◆ Task directions:
Quote every line of the data below as it stands, omitting pictures.

◆ Dataset records:

>>

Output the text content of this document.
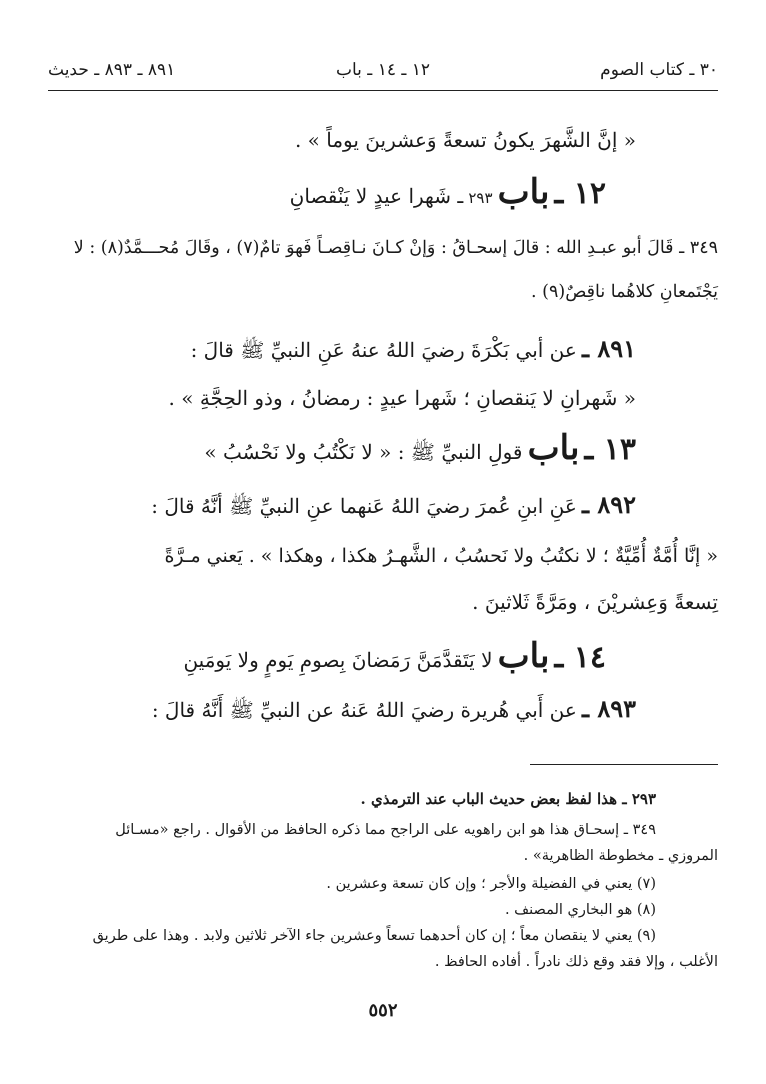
٣٠ ـ كتاب الصوم
١٢ ـ ١٤ ـ باب
٨٩١ ـ ٨٩٣ ـ حديث
« إنَّ الشَّهرَ يكونُ تسعةً وَعشرينَ يوماً » .
١٢ ـ باب ٢٩٣ ـ شَهرا عيدٍ لا يَنْقصانِ
٣٤٩ ـ قَالَ أبو عبـدِ الله : قالَ إسحـاقُ : وَإنْ كـانَ نـاقِصـاً فَهوَ تامٌ(٧) ، وقَالَ مُحـــمَّدٌ(٨) : لا
يَجْتَمعانِ كلاهُما ناقِصٌ(٩) .
٨٩١ ـ عن أبي بَكْرَةَ رضيَ اللهُ عنهُ عَنِ النبيِّ ﷺ قالَ :
« شَهرانِ لا يَنقصانِ ؛ شَهرا عيدٍ : رمضانُ ، وذو الحِجَّةِ » .
١٣ ـ باب قولِ النبيِّ ﷺ : « لا نَكْتُبُ ولا نَحْسُبُ »
٨٩٢ ـ عَنِ ابنِ عُمرَ رضيَ اللهُ عَنهما عنِ النبيِّ ﷺ أنَّهُ قالَ :
« إنَّا أُمَّةٌ أُمِّيَّةٌ ؛ لا نكتُبُ ولا نَحسُبُ ، الشَّهـرُ هكذا ، وهكذا » . يَعني مـرَّةً
تِسعةً وَعِشريْنَ ، ومَرَّةً ثَلاثينَ .
١٤ ـ باب لا يَتَقدَّمَنَّ رَمَضانَ بِصومِ يَومٍ ولا يَومَينِ
٨٩٣ ـ عن أَبي هُريرة رضيَ اللهُ عَنهُ عن النبيِّ ﷺ أَنَّهُ قالَ :
٢٩٣ ـ هذا لفظ بعض حديث الباب عند الترمذي .
٣٤٩ ـ إسحـاق هذا هو ابن راهويه على الراجح مما ذكره الحافظ من الأقوال . راجع «مسـائل
المروزي ـ مخطوطة الظاهرية» .
(٧) يعني في الفضيلة والأجر ؛ وإن كان تسعة وعشرين .
(٨) هو البخاري المصنف .
(٩) يعني لا ينقصان معاً ؛ إن كان أحدهما تسعاً وعشرين جاء الآخر ثلاثين ولابد . وهذا على طريق
الأغلب ، وإلا فقد وقع ذلك نادراً . أفاده الحافظ .
٥٥٢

<<

◆ Output below:
Output the text content of this document.
٣٠ ـ كتاب الصوم
١٢ ـ ١٤ ـ باب
٨٩١ ـ ٨٩٣ ـ حديث
« إنَّ الشَّهرَ يكونُ تسعةً وَعشرينَ يوماً » .
١٢ ـ باب ٢٩٣ ـ شَهرا عيدٍ لا يَنْقصانِ
٣٤٩ ـ قَالَ أبو عبـدِ الله : قالَ إسحـاقُ : وَإنْ كـانَ نـاقِصـاً فَهوَ تامٌ(٧) ، وقَالَ مُحـــمَّدٌ(٨) : لا
يَجْتَمعانِ كلاهُما ناقِصٌ(٩) .
٨٩١ ـ عن أبي بَكْرَةَ رضيَ اللهُ عنهُ عَنِ النبيِّ ﷺ قالَ :
« شَهرانِ لا يَنقصانِ ؛ شَهرا عيدٍ : رمضانُ ، وذو الحِجَّةِ » .
١٣ ـ باب قولِ النبيِّ ﷺ : « لا نَكْتُبُ ولا نَحْسُبُ »
٨٩٢ ـ عَنِ ابنِ عُمرَ رضيَ اللهُ عَنهما عنِ النبيِّ ﷺ أنَّهُ قالَ :
« إنَّا أُمَّةٌ أُمِّيَّةٌ ؛ لا نكتُبُ ولا نَحسُبُ ، الشَّهـرُ هكذا ، وهكذا » . يَعني مـرَّةً
تِسعةً وَعِشريْنَ ، ومَرَّةً ثَلاثينَ .
١٤ ـ باب لا يَتَقدَّمَنَّ رَمَضانَ بِصومِ يَومٍ ولا يَومَينِ
٨٩٣ ـ عن أَبي هُريرة رضيَ اللهُ عَنهُ عن النبيِّ ﷺ أَنَّهُ قالَ :
٢٩٣ ـ هذا لفظ بعض حديث الباب عند الترمذي .
٣٤٩ ـ إسحـاق هذا هو ابن راهويه على الراجح مما ذكره الحافظ من الأقوال . راجع «مسـائل
المروزي ـ مخطوطة الظاهرية» .
(٧) يعني في الفضيلة والأجر ؛ وإن كان تسعة وعشرين .
(٨) هو البخاري المصنف .
(٩) يعني لا ينقصان معاً ؛ إن كان أحدهما تسعاً وعشرين جاء الآخر ثلاثين ولابد . وهذا على طريق
الأغلب ، وإلا فقد وقع ذلك نادراً . أفاده الحافظ .
٥٥٢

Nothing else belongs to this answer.